─── Material provided
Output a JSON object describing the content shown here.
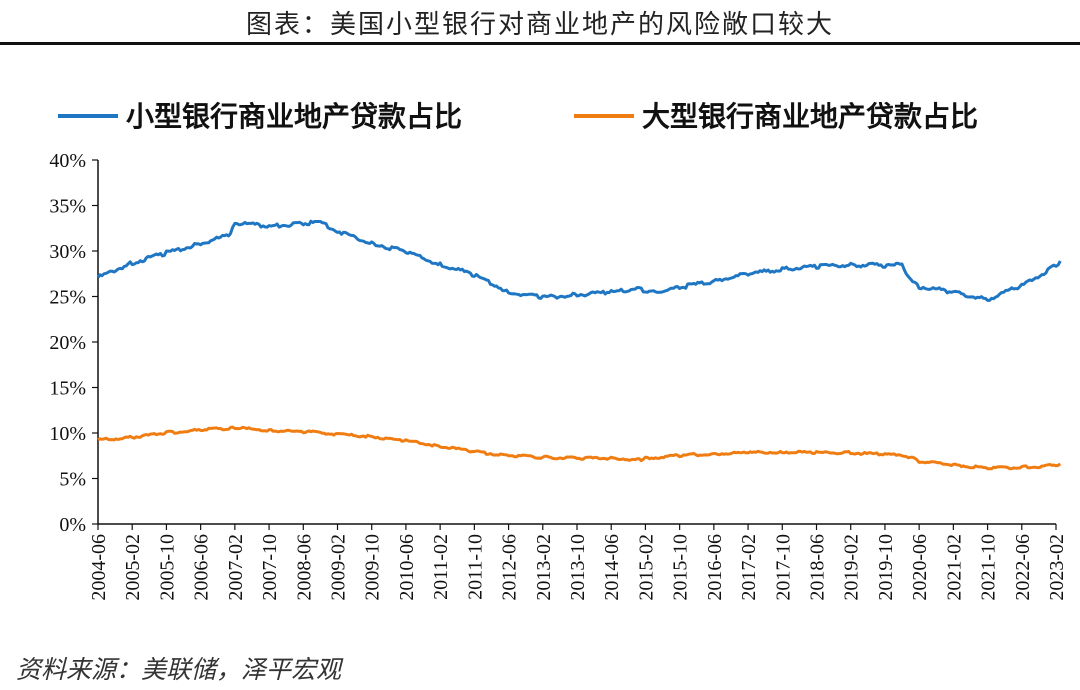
{
  "header": {
    "title": "图表：美国小型银行对商业地产的风险敞口较大"
  },
  "footer": {
    "source": "资料来源：美联储，泽平宏观"
  },
  "chart_data": {
    "type": "line",
    "title": "图表：美国小型银行对商业地产的风险敞口较大",
    "xlabel": "",
    "ylabel": "",
    "ylim": [
      0,
      40
    ],
    "yticks": [
      "0%",
      "5%",
      "10%",
      "15%",
      "20%",
      "25%",
      "30%",
      "35%",
      "40%"
    ],
    "xticks": [
      "2004-06",
      "2005-02",
      "2005-10",
      "2006-06",
      "2007-02",
      "2007-10",
      "2008-06",
      "2009-02",
      "2009-10",
      "2010-06",
      "2011-02",
      "2011-10",
      "2012-06",
      "2013-02",
      "2013-10",
      "2014-06",
      "2015-02",
      "2015-10",
      "2016-06",
      "2017-02",
      "2017-10",
      "2018-06",
      "2019-02",
      "2019-10",
      "2020-06",
      "2021-02",
      "2021-10",
      "2022-06",
      "2023-02"
    ],
    "grid": false,
    "legend_position": "top",
    "x": [
      "2004-06",
      "2005-02",
      "2005-10",
      "2006-06",
      "2007-01",
      "2007-02",
      "2007-10",
      "2008-06",
      "2008-10",
      "2009-02",
      "2009-10",
      "2010-06",
      "2011-02",
      "2011-10",
      "2012-06",
      "2013-02",
      "2013-10",
      "2014-06",
      "2015-01",
      "2015-02",
      "2015-10",
      "2016-06",
      "2017-02",
      "2017-10",
      "2018-06",
      "2019-02",
      "2019-10",
      "2020-02",
      "2020-04",
      "2020-06",
      "2021-02",
      "2021-10",
      "2022-06",
      "2023-02",
      "2023-03"
    ],
    "series": [
      {
        "name": "小型银行商业地产贷款占比",
        "color": "#1f77c4",
        "values": [
          27.2,
          28.8,
          29.9,
          30.9,
          31.9,
          33.2,
          32.8,
          33.1,
          33.3,
          32.3,
          31.0,
          30.0,
          28.6,
          27.5,
          25.6,
          25.0,
          25.3,
          25.6,
          26.1,
          25.5,
          26.1,
          26.8,
          27.6,
          28.1,
          28.4,
          28.6,
          28.5,
          28.6,
          26.9,
          26.2,
          25.6,
          24.8,
          26.3,
          28.5,
          28.9
        ]
      },
      {
        "name": "大型银行商业地产贷款占比",
        "color": "#f07d12",
        "values": [
          9.3,
          9.6,
          10.1,
          10.4,
          10.6,
          10.6,
          10.4,
          10.2,
          10.1,
          9.9,
          9.7,
          9.2,
          8.6,
          8.0,
          7.6,
          7.4,
          7.3,
          7.3,
          7.1,
          7.3,
          7.6,
          7.8,
          7.9,
          8.0,
          7.9,
          7.9,
          7.7,
          7.7,
          7.4,
          6.9,
          6.6,
          6.2,
          6.3,
          6.5,
          6.6
        ]
      }
    ]
  }
}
──────
> _Task statement_
Gather and return every line that holds the string "美国小型银行对商业地产的风险敞口较大".

> _Solved exercise_
    "title": "图表：美国小型银行对商业地产的风险敞口较大"
    "title": "图表：美国小型银行对商业地产的风险敞口较大",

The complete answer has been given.